Assemble all lines in which the string "content" appears.

.....

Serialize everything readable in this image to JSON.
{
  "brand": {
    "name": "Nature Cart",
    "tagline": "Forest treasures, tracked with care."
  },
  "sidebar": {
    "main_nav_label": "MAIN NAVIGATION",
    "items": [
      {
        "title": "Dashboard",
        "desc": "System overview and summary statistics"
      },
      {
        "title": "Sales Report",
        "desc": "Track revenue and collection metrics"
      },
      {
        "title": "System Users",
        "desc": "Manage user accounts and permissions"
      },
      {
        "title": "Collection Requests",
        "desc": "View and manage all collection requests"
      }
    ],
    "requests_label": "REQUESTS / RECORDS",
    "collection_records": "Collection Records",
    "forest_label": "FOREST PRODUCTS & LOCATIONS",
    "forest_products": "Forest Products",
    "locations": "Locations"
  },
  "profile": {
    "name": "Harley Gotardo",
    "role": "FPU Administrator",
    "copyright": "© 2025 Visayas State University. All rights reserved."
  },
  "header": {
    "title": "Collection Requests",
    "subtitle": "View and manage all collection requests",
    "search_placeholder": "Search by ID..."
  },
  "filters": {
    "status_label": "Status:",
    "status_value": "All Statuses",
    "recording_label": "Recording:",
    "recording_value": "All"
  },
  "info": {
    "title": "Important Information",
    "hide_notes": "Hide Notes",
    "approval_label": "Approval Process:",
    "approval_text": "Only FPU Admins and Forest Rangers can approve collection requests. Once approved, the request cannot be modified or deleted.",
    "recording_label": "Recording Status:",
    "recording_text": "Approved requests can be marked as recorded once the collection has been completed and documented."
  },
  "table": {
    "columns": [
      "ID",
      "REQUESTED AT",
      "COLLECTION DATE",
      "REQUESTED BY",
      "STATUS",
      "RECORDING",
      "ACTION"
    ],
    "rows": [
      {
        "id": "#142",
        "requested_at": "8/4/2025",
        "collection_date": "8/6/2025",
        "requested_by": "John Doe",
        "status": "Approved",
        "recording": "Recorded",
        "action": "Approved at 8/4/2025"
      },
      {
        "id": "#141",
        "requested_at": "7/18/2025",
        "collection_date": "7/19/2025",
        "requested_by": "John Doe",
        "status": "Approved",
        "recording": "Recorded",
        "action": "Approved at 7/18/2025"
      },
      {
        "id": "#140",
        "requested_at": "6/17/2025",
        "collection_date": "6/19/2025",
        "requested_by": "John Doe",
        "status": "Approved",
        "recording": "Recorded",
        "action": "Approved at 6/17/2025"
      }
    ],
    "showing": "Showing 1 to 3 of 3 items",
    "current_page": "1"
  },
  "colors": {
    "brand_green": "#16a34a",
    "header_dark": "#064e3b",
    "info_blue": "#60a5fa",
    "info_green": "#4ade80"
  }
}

.....

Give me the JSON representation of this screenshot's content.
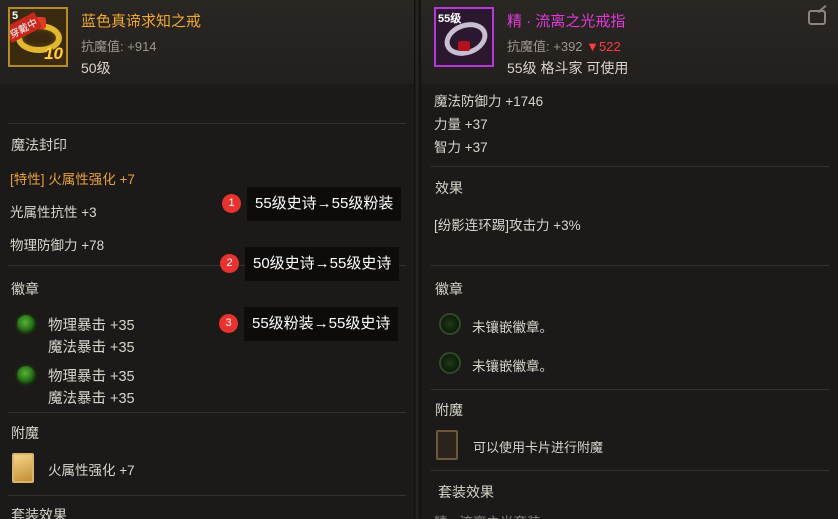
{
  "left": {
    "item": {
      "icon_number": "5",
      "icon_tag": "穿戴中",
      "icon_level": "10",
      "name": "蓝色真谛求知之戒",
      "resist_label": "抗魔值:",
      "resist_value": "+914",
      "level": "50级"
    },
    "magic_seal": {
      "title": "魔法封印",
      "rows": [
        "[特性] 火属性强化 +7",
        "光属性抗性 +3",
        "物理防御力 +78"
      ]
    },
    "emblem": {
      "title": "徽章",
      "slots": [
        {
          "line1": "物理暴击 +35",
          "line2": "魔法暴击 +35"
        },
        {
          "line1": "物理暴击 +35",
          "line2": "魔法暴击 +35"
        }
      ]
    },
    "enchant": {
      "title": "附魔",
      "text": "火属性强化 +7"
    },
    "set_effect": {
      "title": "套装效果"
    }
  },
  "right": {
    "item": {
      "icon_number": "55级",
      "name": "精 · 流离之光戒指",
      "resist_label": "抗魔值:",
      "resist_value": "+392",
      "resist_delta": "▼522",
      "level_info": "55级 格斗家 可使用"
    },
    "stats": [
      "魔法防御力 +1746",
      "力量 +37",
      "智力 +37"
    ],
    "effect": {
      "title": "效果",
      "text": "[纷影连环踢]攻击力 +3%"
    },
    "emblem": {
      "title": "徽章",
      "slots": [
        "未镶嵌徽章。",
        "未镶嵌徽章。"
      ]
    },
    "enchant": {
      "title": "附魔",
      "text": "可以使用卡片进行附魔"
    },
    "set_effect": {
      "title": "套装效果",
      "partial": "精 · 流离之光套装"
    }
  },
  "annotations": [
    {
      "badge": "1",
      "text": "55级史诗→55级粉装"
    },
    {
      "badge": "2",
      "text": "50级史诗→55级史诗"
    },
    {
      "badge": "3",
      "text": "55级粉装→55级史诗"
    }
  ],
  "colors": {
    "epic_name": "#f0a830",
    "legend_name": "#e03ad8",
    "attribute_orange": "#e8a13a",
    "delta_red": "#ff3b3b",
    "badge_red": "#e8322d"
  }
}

.....

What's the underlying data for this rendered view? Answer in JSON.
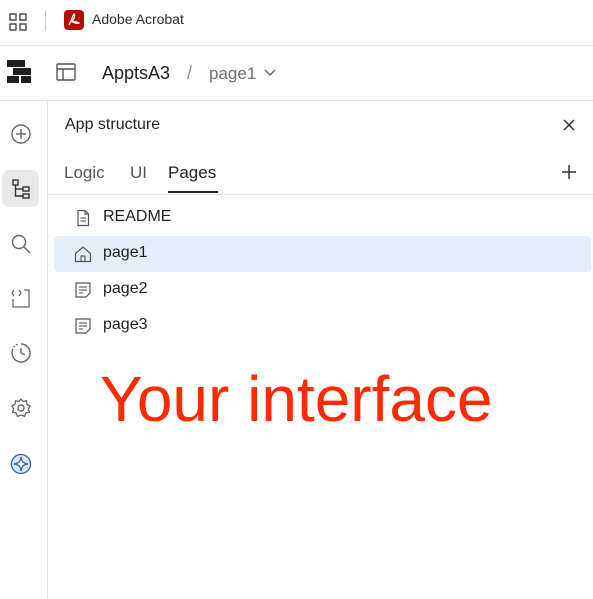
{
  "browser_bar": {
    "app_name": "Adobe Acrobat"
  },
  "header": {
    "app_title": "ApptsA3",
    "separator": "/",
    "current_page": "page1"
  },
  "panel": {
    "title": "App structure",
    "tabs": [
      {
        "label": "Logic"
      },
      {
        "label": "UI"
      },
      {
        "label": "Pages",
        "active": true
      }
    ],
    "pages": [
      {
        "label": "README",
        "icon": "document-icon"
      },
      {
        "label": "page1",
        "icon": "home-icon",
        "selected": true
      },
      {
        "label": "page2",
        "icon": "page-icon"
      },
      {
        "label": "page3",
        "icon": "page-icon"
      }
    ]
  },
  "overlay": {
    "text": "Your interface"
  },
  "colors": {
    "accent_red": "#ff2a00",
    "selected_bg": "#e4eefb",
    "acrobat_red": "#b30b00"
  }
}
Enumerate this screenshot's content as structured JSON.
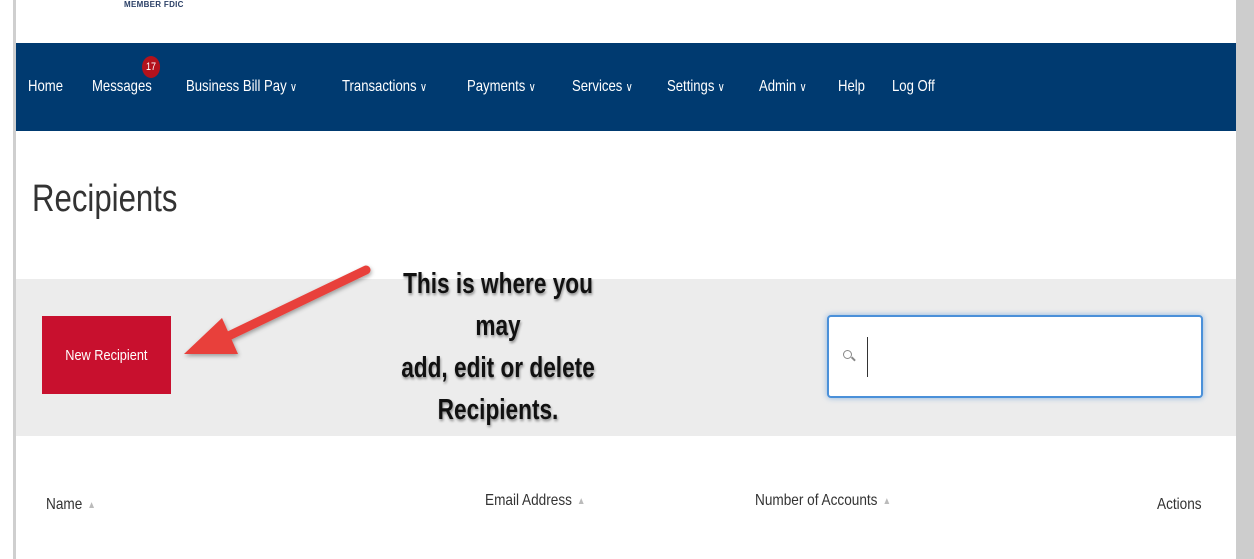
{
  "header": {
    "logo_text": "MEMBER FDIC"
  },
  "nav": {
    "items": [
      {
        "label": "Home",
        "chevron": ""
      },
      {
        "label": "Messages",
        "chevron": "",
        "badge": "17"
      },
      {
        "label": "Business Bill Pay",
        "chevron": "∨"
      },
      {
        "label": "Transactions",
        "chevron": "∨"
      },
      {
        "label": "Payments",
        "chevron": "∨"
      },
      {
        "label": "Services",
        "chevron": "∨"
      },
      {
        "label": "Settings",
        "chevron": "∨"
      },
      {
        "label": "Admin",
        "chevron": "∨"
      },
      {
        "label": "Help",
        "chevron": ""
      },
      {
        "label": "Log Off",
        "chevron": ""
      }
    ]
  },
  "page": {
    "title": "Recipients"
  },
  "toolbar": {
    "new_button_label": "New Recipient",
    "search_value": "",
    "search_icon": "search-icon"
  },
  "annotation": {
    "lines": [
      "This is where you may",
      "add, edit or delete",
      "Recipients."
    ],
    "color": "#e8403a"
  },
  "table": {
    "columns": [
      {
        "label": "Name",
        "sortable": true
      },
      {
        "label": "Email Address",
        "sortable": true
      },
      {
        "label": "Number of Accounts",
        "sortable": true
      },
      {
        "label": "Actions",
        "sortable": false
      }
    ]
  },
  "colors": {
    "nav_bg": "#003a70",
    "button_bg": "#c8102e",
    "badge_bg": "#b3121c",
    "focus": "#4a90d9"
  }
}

.....

» **Correct output**
Give me the JSON representation of this screenshot's content.
Enumerate this screenshot's content as structured JSON.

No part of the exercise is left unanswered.